━━━━━ RECORDS TO USE ━━━━━
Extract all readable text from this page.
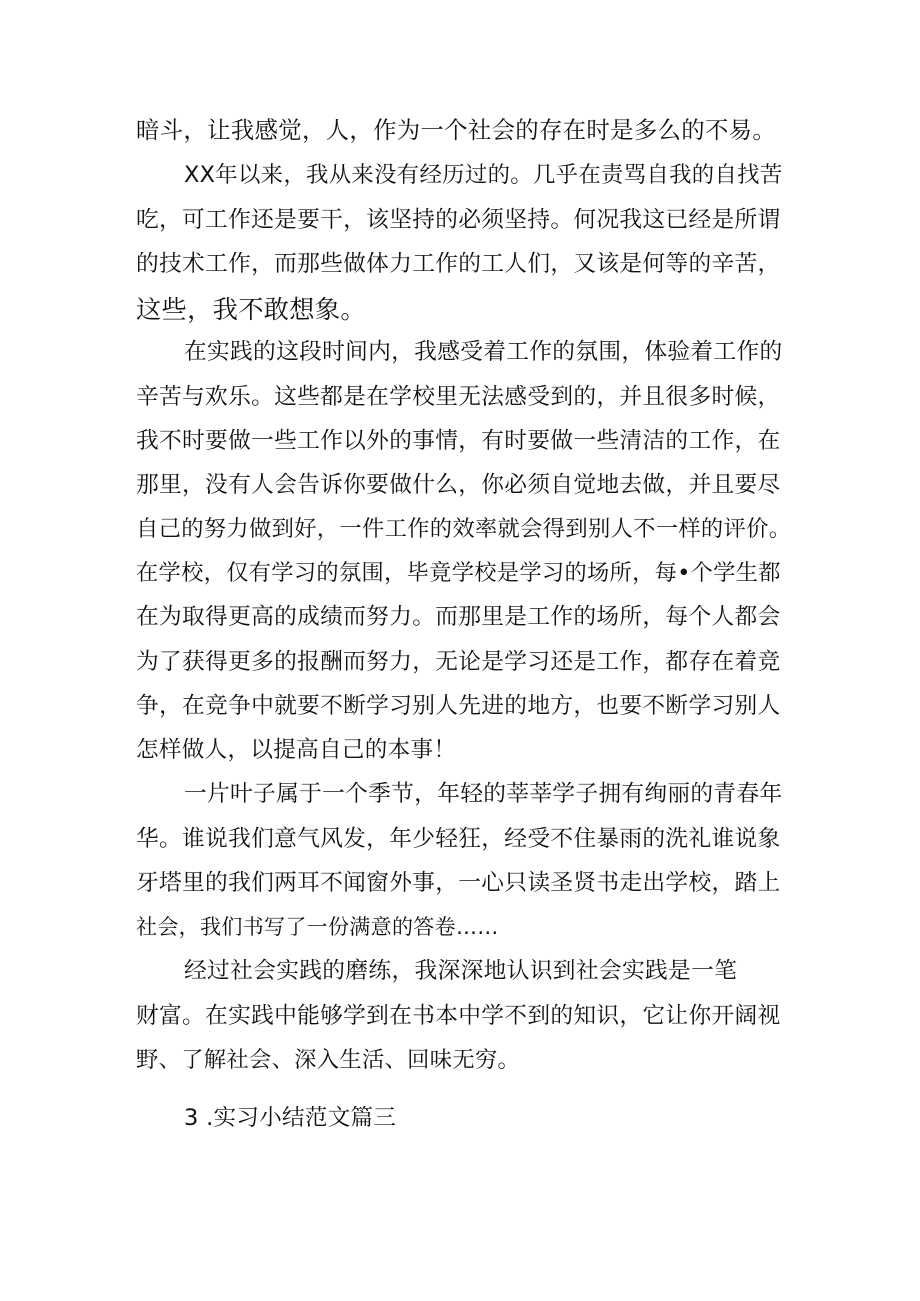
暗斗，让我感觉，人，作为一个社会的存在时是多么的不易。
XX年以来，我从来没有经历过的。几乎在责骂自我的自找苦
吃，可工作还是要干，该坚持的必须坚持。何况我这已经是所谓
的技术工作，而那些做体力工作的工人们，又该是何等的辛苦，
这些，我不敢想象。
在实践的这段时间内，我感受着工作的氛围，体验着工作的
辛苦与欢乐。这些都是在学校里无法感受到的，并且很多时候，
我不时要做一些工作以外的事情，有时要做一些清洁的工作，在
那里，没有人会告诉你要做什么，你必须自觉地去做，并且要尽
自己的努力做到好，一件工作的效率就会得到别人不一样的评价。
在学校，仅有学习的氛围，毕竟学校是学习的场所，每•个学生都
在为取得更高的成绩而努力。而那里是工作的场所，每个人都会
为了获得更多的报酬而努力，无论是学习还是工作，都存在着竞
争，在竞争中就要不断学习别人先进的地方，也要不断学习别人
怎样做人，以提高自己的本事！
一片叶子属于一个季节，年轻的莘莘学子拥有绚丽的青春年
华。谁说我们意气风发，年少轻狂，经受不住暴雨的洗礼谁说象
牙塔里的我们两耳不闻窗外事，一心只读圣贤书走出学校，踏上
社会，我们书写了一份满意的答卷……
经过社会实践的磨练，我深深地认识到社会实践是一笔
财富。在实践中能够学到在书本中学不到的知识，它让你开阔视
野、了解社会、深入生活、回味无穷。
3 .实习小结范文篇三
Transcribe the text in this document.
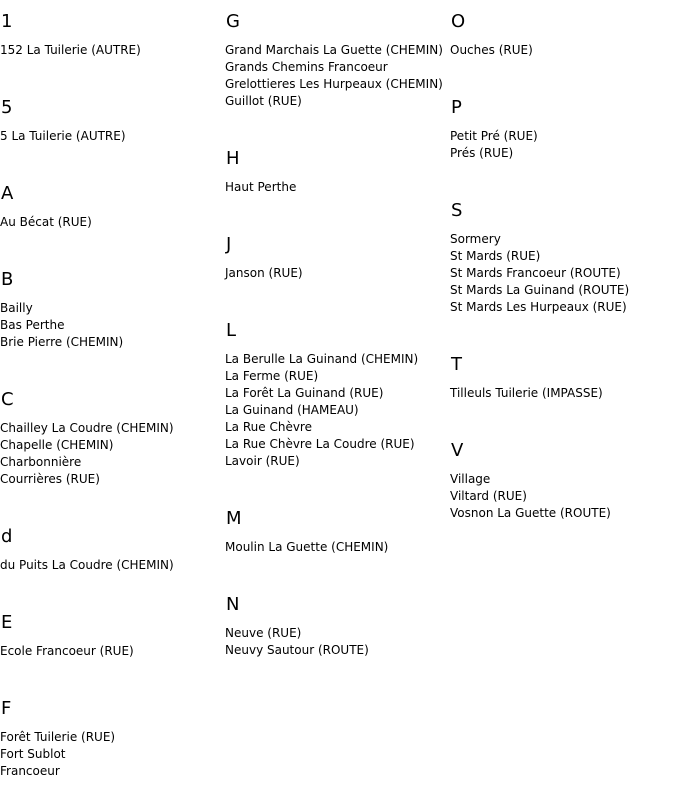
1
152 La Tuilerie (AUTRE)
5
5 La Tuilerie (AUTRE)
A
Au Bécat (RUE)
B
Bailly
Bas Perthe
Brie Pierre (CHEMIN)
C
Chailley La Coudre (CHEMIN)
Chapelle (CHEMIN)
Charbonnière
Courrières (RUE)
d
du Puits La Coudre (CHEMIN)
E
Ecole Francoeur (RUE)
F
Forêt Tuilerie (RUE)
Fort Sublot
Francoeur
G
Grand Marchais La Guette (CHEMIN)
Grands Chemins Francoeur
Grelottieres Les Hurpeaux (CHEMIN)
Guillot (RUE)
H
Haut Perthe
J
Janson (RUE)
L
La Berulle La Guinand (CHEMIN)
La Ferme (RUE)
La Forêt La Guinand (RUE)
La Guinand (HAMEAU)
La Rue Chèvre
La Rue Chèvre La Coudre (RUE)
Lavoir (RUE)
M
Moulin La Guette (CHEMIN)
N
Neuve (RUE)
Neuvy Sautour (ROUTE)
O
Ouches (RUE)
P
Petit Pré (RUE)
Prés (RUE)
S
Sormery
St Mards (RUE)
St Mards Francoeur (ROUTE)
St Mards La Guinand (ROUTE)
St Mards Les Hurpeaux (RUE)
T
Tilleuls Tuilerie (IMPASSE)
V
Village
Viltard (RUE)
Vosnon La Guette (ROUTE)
━━━━━
━━━━━ RECORDS TO USE ━━━━━
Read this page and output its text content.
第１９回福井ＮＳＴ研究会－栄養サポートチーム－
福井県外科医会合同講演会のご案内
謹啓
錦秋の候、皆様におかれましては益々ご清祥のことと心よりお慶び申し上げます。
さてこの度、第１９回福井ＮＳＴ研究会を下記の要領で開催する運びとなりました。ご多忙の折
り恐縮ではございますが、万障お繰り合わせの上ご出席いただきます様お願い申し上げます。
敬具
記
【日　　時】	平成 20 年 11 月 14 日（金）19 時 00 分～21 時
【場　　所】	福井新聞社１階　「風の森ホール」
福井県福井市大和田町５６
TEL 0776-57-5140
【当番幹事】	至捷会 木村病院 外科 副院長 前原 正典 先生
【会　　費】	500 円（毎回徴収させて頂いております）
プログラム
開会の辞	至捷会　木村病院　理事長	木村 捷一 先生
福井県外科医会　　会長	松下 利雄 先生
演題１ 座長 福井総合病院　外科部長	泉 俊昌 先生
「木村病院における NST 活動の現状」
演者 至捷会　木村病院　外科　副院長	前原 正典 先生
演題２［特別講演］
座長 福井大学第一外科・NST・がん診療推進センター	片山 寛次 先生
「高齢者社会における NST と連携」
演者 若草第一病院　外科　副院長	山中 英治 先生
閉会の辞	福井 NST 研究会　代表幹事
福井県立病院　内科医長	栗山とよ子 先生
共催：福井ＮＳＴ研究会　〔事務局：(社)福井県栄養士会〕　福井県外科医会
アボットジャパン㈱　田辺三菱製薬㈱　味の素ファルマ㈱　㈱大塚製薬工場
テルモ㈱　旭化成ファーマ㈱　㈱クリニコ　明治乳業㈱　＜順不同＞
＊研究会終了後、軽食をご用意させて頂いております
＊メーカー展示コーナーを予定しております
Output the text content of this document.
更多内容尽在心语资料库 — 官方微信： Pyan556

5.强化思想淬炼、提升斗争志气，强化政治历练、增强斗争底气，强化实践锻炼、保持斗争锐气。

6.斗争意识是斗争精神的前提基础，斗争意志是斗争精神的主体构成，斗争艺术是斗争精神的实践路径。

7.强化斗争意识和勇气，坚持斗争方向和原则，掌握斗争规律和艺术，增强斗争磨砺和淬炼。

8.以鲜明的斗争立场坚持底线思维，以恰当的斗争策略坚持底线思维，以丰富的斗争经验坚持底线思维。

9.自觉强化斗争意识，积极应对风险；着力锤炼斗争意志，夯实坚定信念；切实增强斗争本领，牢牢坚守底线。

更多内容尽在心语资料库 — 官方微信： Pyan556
━━━━━
> **EXERCISE DETAILS**: Check every line of the data, and copy the ones that contain "Hurpeaux".

> **COMPLETE OUTPUT**:
Grelottieres Les Hurpeaux (CHEMIN)
St Mards Les Hurpeaux (RUE)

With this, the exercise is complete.